» WRITTEN EXERCISE:
Starting from the line that contains "Output the text content of this document.", reproduce each line exactly through the end of the material, and include no other lines.

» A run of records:

++++++++++++++++++++

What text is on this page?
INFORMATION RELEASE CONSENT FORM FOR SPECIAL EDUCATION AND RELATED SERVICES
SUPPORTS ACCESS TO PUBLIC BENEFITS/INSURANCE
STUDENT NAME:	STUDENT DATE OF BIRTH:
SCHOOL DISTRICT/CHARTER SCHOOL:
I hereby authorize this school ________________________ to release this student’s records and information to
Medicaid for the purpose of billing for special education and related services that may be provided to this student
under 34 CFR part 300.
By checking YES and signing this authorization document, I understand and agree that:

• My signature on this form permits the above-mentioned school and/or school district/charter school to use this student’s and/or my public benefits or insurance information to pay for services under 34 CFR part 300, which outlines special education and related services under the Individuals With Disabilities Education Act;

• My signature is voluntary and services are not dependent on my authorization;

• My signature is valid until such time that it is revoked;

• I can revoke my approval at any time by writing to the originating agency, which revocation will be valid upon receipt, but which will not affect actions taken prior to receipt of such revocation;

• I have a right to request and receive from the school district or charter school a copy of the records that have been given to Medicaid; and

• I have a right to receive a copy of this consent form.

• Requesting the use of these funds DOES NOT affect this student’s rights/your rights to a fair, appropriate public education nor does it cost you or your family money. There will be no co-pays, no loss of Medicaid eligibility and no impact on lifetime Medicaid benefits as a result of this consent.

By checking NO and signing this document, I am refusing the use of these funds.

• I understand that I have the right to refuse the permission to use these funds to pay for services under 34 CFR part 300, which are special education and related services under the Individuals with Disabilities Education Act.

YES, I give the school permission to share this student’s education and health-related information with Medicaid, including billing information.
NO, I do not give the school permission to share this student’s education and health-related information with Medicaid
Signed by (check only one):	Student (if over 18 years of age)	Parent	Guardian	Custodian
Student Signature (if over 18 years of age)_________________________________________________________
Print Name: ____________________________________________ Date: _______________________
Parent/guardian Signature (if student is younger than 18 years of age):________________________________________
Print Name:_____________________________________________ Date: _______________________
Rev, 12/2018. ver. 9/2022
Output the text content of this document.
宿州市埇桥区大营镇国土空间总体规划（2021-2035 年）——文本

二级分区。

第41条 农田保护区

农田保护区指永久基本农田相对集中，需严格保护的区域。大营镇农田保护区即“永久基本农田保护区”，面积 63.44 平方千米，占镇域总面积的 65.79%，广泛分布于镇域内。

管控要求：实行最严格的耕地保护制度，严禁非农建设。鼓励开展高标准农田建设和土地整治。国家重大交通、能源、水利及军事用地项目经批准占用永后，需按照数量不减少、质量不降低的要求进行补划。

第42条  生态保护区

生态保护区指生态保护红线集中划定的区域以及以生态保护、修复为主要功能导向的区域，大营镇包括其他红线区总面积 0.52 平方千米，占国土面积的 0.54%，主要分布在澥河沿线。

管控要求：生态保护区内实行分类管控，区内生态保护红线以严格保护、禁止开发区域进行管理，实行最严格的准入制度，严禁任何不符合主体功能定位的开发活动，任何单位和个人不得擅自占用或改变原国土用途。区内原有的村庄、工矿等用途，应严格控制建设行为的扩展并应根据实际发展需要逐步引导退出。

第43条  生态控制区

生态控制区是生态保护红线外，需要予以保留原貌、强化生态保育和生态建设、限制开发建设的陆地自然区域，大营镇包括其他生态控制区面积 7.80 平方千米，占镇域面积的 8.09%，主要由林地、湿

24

++++++++++++++++++++

» OUTPUT BELOW:
Output the text content of this document.
宿州市埇桥区大营镇国土空间总体规划（2021-2035 年）——文本

二级分区。

第41条 农田保护区

农田保护区指永久基本农田相对集中，需严格保护的区域。大营镇农田保护区即“永久基本农田保护区”，面积 63.44 平方千米，占镇域总面积的 65.79%，广泛分布于镇域内。

管控要求：实行最严格的耕地保护制度，严禁非农建设。鼓励开展高标准农田建设和土地整治。国家重大交通、能源、水利及军事用地项目经批准占用永后，需按照数量不减少、质量不降低的要求进行补划。

第42条  生态保护区

生态保护区指生态保护红线集中划定的区域以及以生态保护、修复为主要功能导向的区域，大营镇包括其他红线区总面积 0.52 平方千米，占国土面积的 0.54%，主要分布在澥河沿线。

管控要求：生态保护区内实行分类管控，区内生态保护红线以严格保护、禁止开发区域进行管理，实行最严格的准入制度，严禁任何不符合主体功能定位的开发活动，任何单位和个人不得擅自占用或改变原国土用途。区内原有的村庄、工矿等用途，应严格控制建设行为的扩展并应根据实际发展需要逐步引导退出。

第43条  生态控制区

生态控制区是生态保护红线外，需要予以保留原貌、强化生态保育和生态建设、限制开发建设的陆地自然区域，大营镇包括其他生态控制区面积 7.80 平方千米，占镇域面积的 8.09%，主要由林地、湿

24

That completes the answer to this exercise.